>> START DATA RECORDS
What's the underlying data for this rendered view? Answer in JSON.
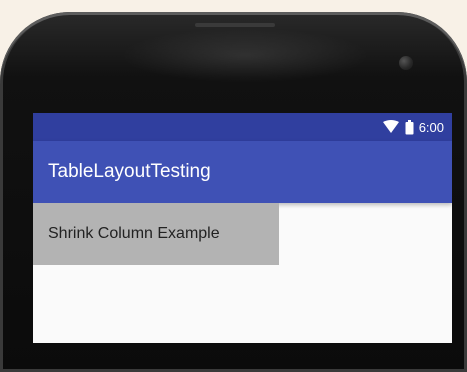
{
  "status_bar": {
    "time": "6:00",
    "icons": [
      "wifi-icon",
      "battery-icon"
    ]
  },
  "app_bar": {
    "title": "TableLayoutTesting"
  },
  "table": {
    "rows": [
      {
        "cells": [
          "Shrink Column Example"
        ]
      }
    ]
  },
  "colors": {
    "status_bar": "#303f9f",
    "app_bar": "#3f51b5",
    "cell_background": "#b3b3b3",
    "screen_background": "#fafafa"
  }
}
>> END DATA RECORDS
WORK TO COMPLETE:
Return the whole listing, word for word, and leave out every picture.

OUTPUT OF THE TASK:
What's the underlying data for this rendered view? Answer in JSON.
{
  "status_bar": {
    "time": "6:00",
    "icons": [
      "wifi-icon",
      "battery-icon"
    ]
  },
  "app_bar": {
    "title": "TableLayoutTesting"
  },
  "table": {
    "rows": [
      {
        "cells": [
          "Shrink Column Example"
        ]
      }
    ]
  },
  "colors": {
    "status_bar": "#303f9f",
    "app_bar": "#3f51b5",
    "cell_background": "#b3b3b3",
    "screen_background": "#fafafa"
  }
}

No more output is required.